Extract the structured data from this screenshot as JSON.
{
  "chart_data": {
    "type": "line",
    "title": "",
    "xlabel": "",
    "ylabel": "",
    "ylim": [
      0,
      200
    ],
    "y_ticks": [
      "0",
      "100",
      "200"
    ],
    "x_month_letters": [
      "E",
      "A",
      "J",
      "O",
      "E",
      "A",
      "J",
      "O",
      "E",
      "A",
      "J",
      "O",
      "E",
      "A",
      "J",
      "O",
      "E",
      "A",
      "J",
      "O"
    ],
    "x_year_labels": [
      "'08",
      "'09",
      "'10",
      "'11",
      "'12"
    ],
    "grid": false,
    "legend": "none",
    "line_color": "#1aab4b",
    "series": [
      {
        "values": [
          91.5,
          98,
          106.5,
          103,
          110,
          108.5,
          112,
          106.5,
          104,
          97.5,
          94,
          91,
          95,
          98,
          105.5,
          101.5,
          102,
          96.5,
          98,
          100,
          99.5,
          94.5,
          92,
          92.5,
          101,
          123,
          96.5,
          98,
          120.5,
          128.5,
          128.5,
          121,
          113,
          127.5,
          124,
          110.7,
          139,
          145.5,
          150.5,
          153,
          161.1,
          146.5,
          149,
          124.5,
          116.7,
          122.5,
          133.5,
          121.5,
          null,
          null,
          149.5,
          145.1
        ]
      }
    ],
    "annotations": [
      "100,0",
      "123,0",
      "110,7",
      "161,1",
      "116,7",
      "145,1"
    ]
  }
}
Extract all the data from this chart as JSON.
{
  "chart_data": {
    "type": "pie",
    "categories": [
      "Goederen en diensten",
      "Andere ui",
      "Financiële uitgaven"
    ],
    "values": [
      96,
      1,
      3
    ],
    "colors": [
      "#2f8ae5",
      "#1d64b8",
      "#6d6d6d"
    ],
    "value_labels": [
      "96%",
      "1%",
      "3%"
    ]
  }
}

◆ **EXERCISE GOAL**
Return every line from the one holding "Extract all the data from this chart as JSON." through the end of the data, exactly as it appears, with both ends kept and nothing else.

◆ **WORKED ANSWER**
Extract all the data from this chart as JSON.
{
  "chart_data": {
    "type": "pie",
    "categories": [
      "Goederen en diensten",
      "Andere ui",
      "Financiële uitgaven"
    ],
    "values": [
      96,
      1,
      3
    ],
    "colors": [
      "#2f8ae5",
      "#1d64b8",
      "#6d6d6d"
    ],
    "value_labels": [
      "96%",
      "1%",
      "3%"
    ]
  }
}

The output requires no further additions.